*Stated exercise:*
Copy each line of the data below exactly, leaving out pictures.

[Records excerpted from a collection]
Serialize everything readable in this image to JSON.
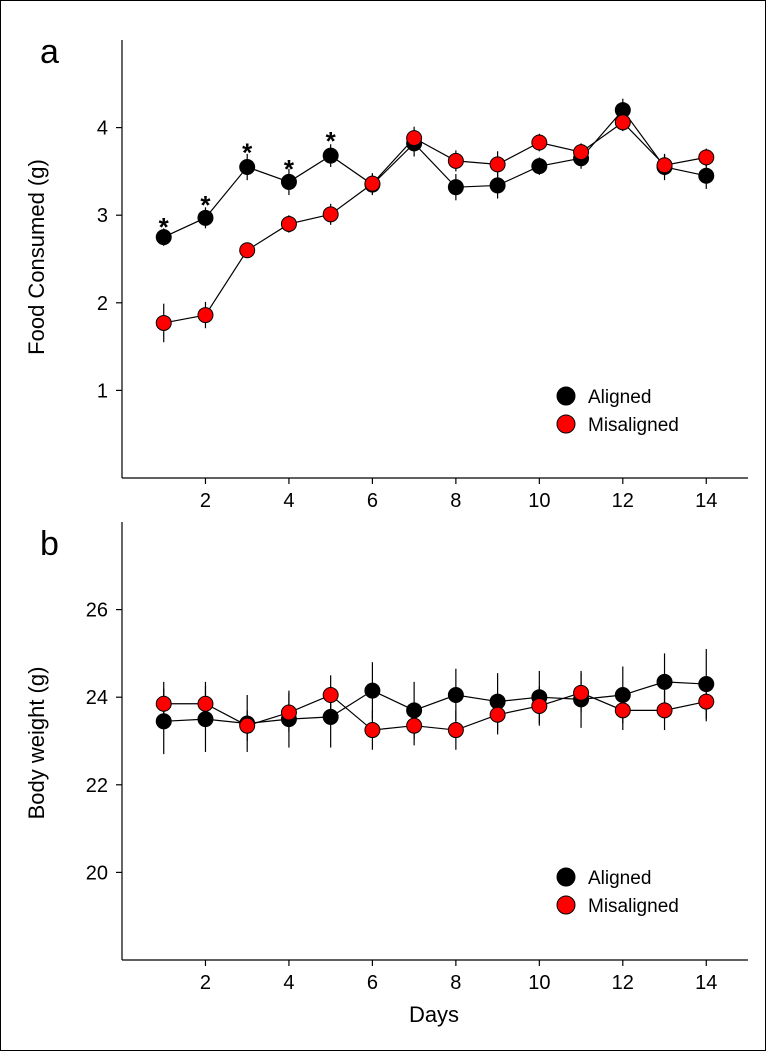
{
  "colors": {
    "aligned": "#000000",
    "misaligned": "#ff0000",
    "line": "#000000"
  },
  "chart_data": [
    {
      "panel": "a",
      "type": "line",
      "title": "",
      "xlabel": "",
      "ylabel": "Food Consumed (g)",
      "xlim": [
        0,
        15
      ],
      "ylim": [
        0,
        5
      ],
      "x_ticks": [
        2,
        4,
        6,
        8,
        10,
        12,
        14
      ],
      "y_ticks": [
        1,
        2,
        3,
        4
      ],
      "grid": false,
      "legend_position": "bottom-right",
      "x": [
        1,
        2,
        3,
        4,
        5,
        6,
        7,
        8,
        9,
        10,
        11,
        12,
        13,
        14
      ],
      "series": [
        {
          "name": "Aligned",
          "values": [
            2.75,
            2.97,
            3.55,
            3.38,
            3.68,
            3.35,
            3.82,
            3.32,
            3.34,
            3.56,
            3.65,
            4.2,
            3.55,
            3.45
          ],
          "errors": [
            0.1,
            0.12,
            0.15,
            0.15,
            0.13,
            0.12,
            0.15,
            0.15,
            0.15,
            0.1,
            0.12,
            0.13,
            0.15,
            0.15
          ]
        },
        {
          "name": "Misaligned",
          "values": [
            1.77,
            1.86,
            2.6,
            2.9,
            3.01,
            3.36,
            3.88,
            3.62,
            3.58,
            3.83,
            3.72,
            4.06,
            3.57,
            3.66
          ],
          "errors": [
            0.22,
            0.15,
            0.08,
            0.1,
            0.12,
            0.12,
            0.13,
            0.12,
            0.15,
            0.1,
            0.1,
            0.1,
            0.12,
            0.1
          ]
        }
      ],
      "annotations": [
        {
          "text": "*",
          "x": 1,
          "y": 2.97
        },
        {
          "text": "*",
          "x": 2,
          "y": 3.22
        },
        {
          "text": "*",
          "x": 3,
          "y": 3.82
        },
        {
          "text": "*",
          "x": 4,
          "y": 3.63
        },
        {
          "text": "*",
          "x": 5,
          "y": 3.95
        }
      ]
    },
    {
      "panel": "b",
      "type": "line",
      "title": "",
      "xlabel": "Days",
      "ylabel": "Body weight (g)",
      "xlim": [
        0,
        15
      ],
      "ylim": [
        18,
        28
      ],
      "x_ticks": [
        2,
        4,
        6,
        8,
        10,
        12,
        14
      ],
      "y_ticks": [
        20,
        22,
        24,
        26
      ],
      "grid": false,
      "legend_position": "bottom-right",
      "x": [
        1,
        2,
        3,
        4,
        5,
        6,
        7,
        8,
        9,
        10,
        11,
        12,
        13,
        14
      ],
      "series": [
        {
          "name": "Aligned",
          "values": [
            23.45,
            23.5,
            23.4,
            23.5,
            23.55,
            24.15,
            23.7,
            24.05,
            23.9,
            24.0,
            23.95,
            24.05,
            24.35,
            24.3
          ],
          "errors": [
            0.75,
            0.75,
            0.65,
            0.65,
            0.7,
            0.65,
            0.65,
            0.6,
            0.65,
            0.6,
            0.65,
            0.65,
            0.65,
            0.8
          ]
        },
        {
          "name": "Misaligned",
          "values": [
            23.85,
            23.85,
            23.35,
            23.65,
            24.05,
            23.25,
            23.35,
            23.25,
            23.6,
            23.8,
            24.1,
            23.7,
            23.7,
            23.9
          ],
          "errors": [
            0.5,
            0.5,
            0.35,
            0.45,
            0.45,
            0.45,
            0.45,
            0.45,
            0.45,
            0.45,
            0.45,
            0.45,
            0.45,
            0.45
          ]
        }
      ],
      "annotations": []
    }
  ]
}
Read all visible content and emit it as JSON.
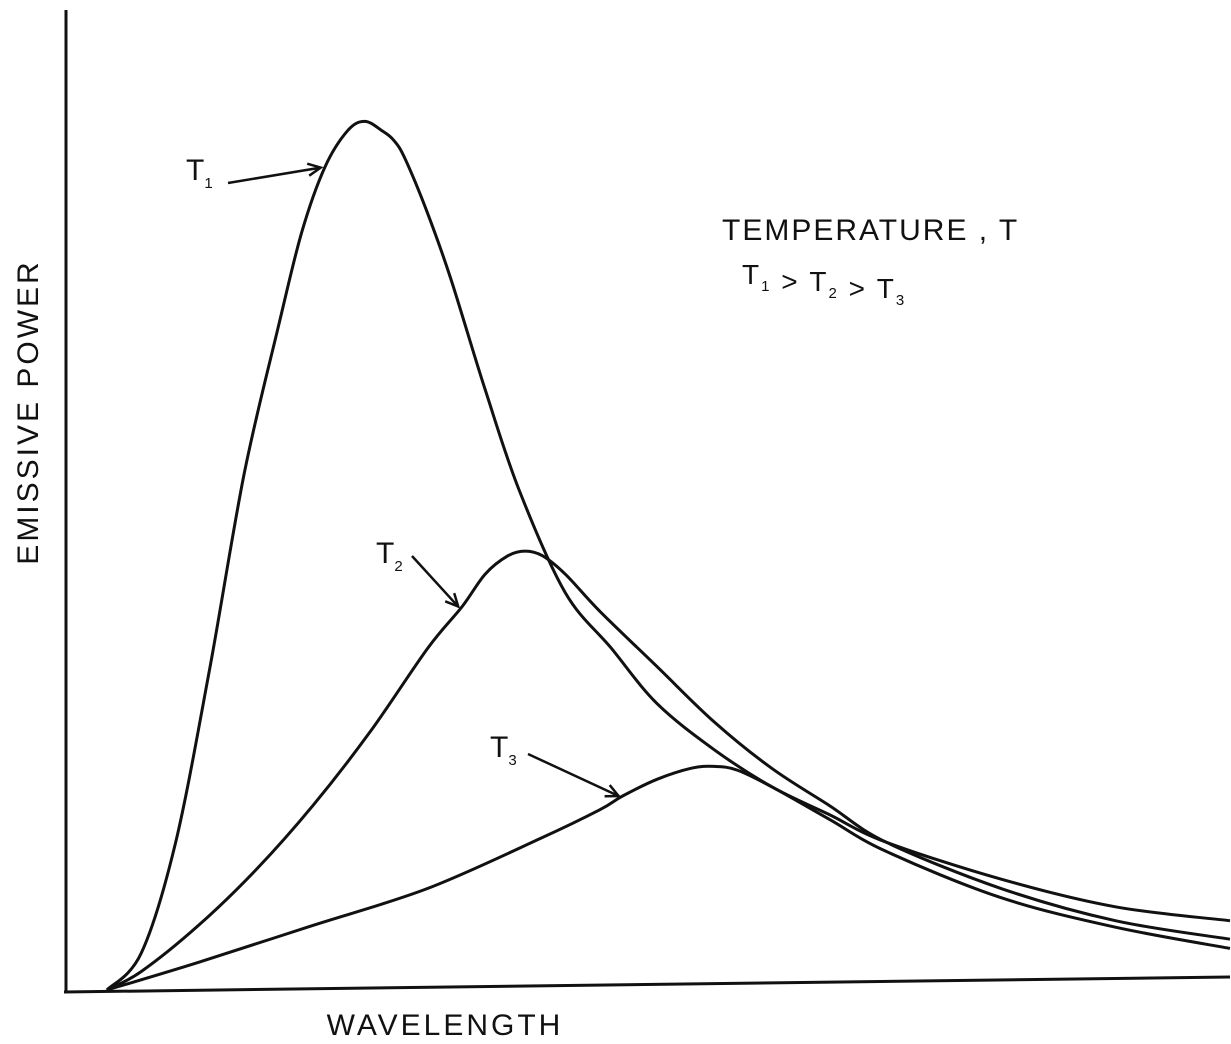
{
  "chart_data": {
    "type": "line",
    "xlabel": "WAVELENGTH",
    "ylabel": "EMISSIVE POWER",
    "grid": false,
    "legend": {
      "title": "TEMPERATURE , T",
      "placement": "top-right"
    },
    "xlim": [
      0,
      100
    ],
    "ylim": [
      0,
      100
    ],
    "series": [
      {
        "name": "T1",
        "base": "T",
        "sub": "1",
        "color": "#111111",
        "x": [
          2,
          5,
          8,
          11,
          14,
          17,
          19,
          21,
          23,
          24.5,
          26,
          27,
          28,
          30,
          32,
          35,
          38,
          42,
          46,
          50,
          55,
          60,
          65,
          70,
          80,
          90,
          100
        ],
        "y": [
          0,
          4,
          16,
          35,
          56,
          72,
          82,
          89,
          93,
          94,
          93,
          92,
          90,
          84,
          77,
          65,
          54,
          43,
          37,
          31,
          26,
          22,
          19,
          16,
          12,
          9,
          7.5
        ]
      },
      {
        "name": "T2",
        "base": "T",
        "sub": "2",
        "color": "#111111",
        "x": [
          2,
          5,
          10,
          15,
          20,
          25,
          30,
          33,
          35,
          37,
          38.5,
          40,
          42,
          45,
          50,
          55,
          60,
          65,
          70,
          80,
          90,
          100
        ],
        "y": [
          0,
          2,
          7,
          13,
          20,
          28,
          37,
          41.5,
          45,
          47,
          47.5,
          47,
          45,
          41,
          35,
          29,
          24,
          20,
          16,
          11,
          7.5,
          5.5
        ]
      },
      {
        "name": "T3",
        "base": "T",
        "sub": "3",
        "color": "#111111",
        "x": [
          2,
          10,
          20,
          30,
          40,
          45,
          47,
          50,
          53,
          55,
          57,
          60,
          65,
          70,
          80,
          90,
          100
        ],
        "y": [
          0,
          3,
          7,
          11,
          16.5,
          19.5,
          21,
          22.8,
          24,
          24.2,
          23.8,
          22,
          18.5,
          15,
          10,
          6.8,
          4.5
        ]
      }
    ],
    "annotations": [
      {
        "type": "legend-relation",
        "parts": [
          {
            "base": "T",
            "sub": "1"
          },
          {
            "text": " > "
          },
          {
            "base": "T",
            "sub": "2"
          },
          {
            "text": " > "
          },
          {
            "base": "T",
            "sub": "3"
          }
        ]
      }
    ]
  }
}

*Written response:*
Serialize everything readable in this image to JSON.
{
  "colors": {
    "aligned": "#000000",
    "misaligned": "#ff0000",
    "line": "#000000"
  },
  "chart_data": [
    {
      "panel": "a",
      "type": "line",
      "title": "",
      "xlabel": "",
      "ylabel": "Food Consumed (g)",
      "xlim": [
        0,
        15
      ],
      "ylim": [
        0,
        5
      ],
      "x_ticks": [
        2,
        4,
        6,
        8,
        10,
        12,
        14
      ],
      "y_ticks": [
        1,
        2,
        3,
        4
      ],
      "grid": false,
      "legend_position": "bottom-right",
      "x": [
        1,
        2,
        3,
        4,
        5,
        6,
        7,
        8,
        9,
        10,
        11,
        12,
        13,
        14
      ],
      "series": [
        {
          "name": "Aligned",
          "values": [
            2.75,
            2.97,
            3.55,
            3.38,
            3.68,
            3.35,
            3.82,
            3.32,
            3.34,
            3.56,
            3.65,
            4.2,
            3.55,
            3.45
          ],
          "errors": [
            0.1,
            0.12,
            0.15,
            0.15,
            0.13,
            0.12,
            0.15,
            0.15,
            0.15,
            0.1,
            0.12,
            0.13,
            0.15,
            0.15
          ]
        },
        {
          "name": "Misaligned",
          "values": [
            1.77,
            1.86,
            2.6,
            2.9,
            3.01,
            3.36,
            3.88,
            3.62,
            3.58,
            3.83,
            3.72,
            4.06,
            3.57,
            3.66
          ],
          "errors": [
            0.22,
            0.15,
            0.08,
            0.1,
            0.12,
            0.12,
            0.13,
            0.12,
            0.15,
            0.1,
            0.1,
            0.1,
            0.12,
            0.1
          ]
        }
      ],
      "annotations": [
        {
          "text": "*",
          "x": 1,
          "y": 2.97
        },
        {
          "text": "*",
          "x": 2,
          "y": 3.22
        },
        {
          "text": "*",
          "x": 3,
          "y": 3.82
        },
        {
          "text": "*",
          "x": 4,
          "y": 3.63
        },
        {
          "text": "*",
          "x": 5,
          "y": 3.95
        }
      ]
    },
    {
      "panel": "b",
      "type": "line",
      "title": "",
      "xlabel": "Days",
      "ylabel": "Body weight (g)",
      "xlim": [
        0,
        15
      ],
      "ylim": [
        18,
        28
      ],
      "x_ticks": [
        2,
        4,
        6,
        8,
        10,
        12,
        14
      ],
      "y_ticks": [
        20,
        22,
        24,
        26
      ],
      "grid": false,
      "legend_position": "bottom-right",
      "x": [
        1,
        2,
        3,
        4,
        5,
        6,
        7,
        8,
        9,
        10,
        11,
        12,
        13,
        14
      ],
      "series": [
        {
          "name": "Aligned",
          "values": [
            23.45,
            23.5,
            23.4,
            23.5,
            23.55,
            24.15,
            23.7,
            24.05,
            23.9,
            24.0,
            23.95,
            24.05,
            24.35,
            24.3
          ],
          "errors": [
            0.75,
            0.75,
            0.65,
            0.65,
            0.7,
            0.65,
            0.65,
            0.6,
            0.65,
            0.6,
            0.65,
            0.65,
            0.65,
            0.8
          ]
        },
        {
          "name": "Misaligned",
          "values": [
            23.85,
            23.85,
            23.35,
            23.65,
            24.05,
            23.25,
            23.35,
            23.25,
            23.6,
            23.8,
            24.1,
            23.7,
            23.7,
            23.9
          ],
          "errors": [
            0.5,
            0.5,
            0.35,
            0.45,
            0.45,
            0.45,
            0.45,
            0.45,
            0.45,
            0.45,
            0.45,
            0.45,
            0.45,
            0.45
          ]
        }
      ],
      "annotations": []
    }
  ]
}
Read all visible content and emit it as JSON.
{
  "chart_data": {
    "type": "line",
    "xlabel": "WAVELENGTH",
    "ylabel": "EMISSIVE POWER",
    "grid": false,
    "legend": {
      "title": "TEMPERATURE , T",
      "placement": "top-right"
    },
    "xlim": [
      0,
      100
    ],
    "ylim": [
      0,
      100
    ],
    "series": [
      {
        "name": "T1",
        "base": "T",
        "sub": "1",
        "color": "#111111",
        "x": [
          2,
          5,
          8,
          11,
          14,
          17,
          19,
          21,
          23,
          24.5,
          26,
          27,
          28,
          30,
          32,
          35,
          38,
          42,
          46,
          50,
          55,
          60,
          65,
          70,
          80,
          90,
          100
        ],
        "y": [
          0,
          4,
          16,
          35,
          56,
          72,
          82,
          89,
          93,
          94,
          93,
          92,
          90,
          84,
          77,
          65,
          54,
          43,
          37,
          31,
          26,
          22,
          19,
          16,
          12,
          9,
          7.5
        ]
      },
      {
        "name": "T2",
        "base": "T",
        "sub": "2",
        "color": "#111111",
        "x": [
          2,
          5,
          10,
          15,
          20,
          25,
          30,
          33,
          35,
          37,
          38.5,
          40,
          42,
          45,
          50,
          55,
          60,
          65,
          70,
          80,
          90,
          100
        ],
        "y": [
          0,
          2,
          7,
          13,
          20,
          28,
          37,
          41.5,
          45,
          47,
          47.5,
          47,
          45,
          41,
          35,
          29,
          24,
          20,
          16,
          11,
          7.5,
          5.5
        ]
      },
      {
        "name": "T3",
        "base": "T",
        "sub": "3",
        "color": "#111111",
        "x": [
          2,
          10,
          20,
          30,
          40,
          45,
          47,
          50,
          53,
          55,
          57,
          60,
          65,
          70,
          80,
          90,
          100
        ],
        "y": [
          0,
          3,
          7,
          11,
          16.5,
          19.5,
          21,
          22.8,
          24,
          24.2,
          23.8,
          22,
          18.5,
          15,
          10,
          6.8,
          4.5
        ]
      }
    ],
    "annotations": [
      {
        "type": "legend-relation",
        "parts": [
          {
            "base": "T",
            "sub": "1"
          },
          {
            "text": " > "
          },
          {
            "base": "T",
            "sub": "2"
          },
          {
            "text": " > "
          },
          {
            "base": "T",
            "sub": "3"
          }
        ]
      }
    ]
  }
}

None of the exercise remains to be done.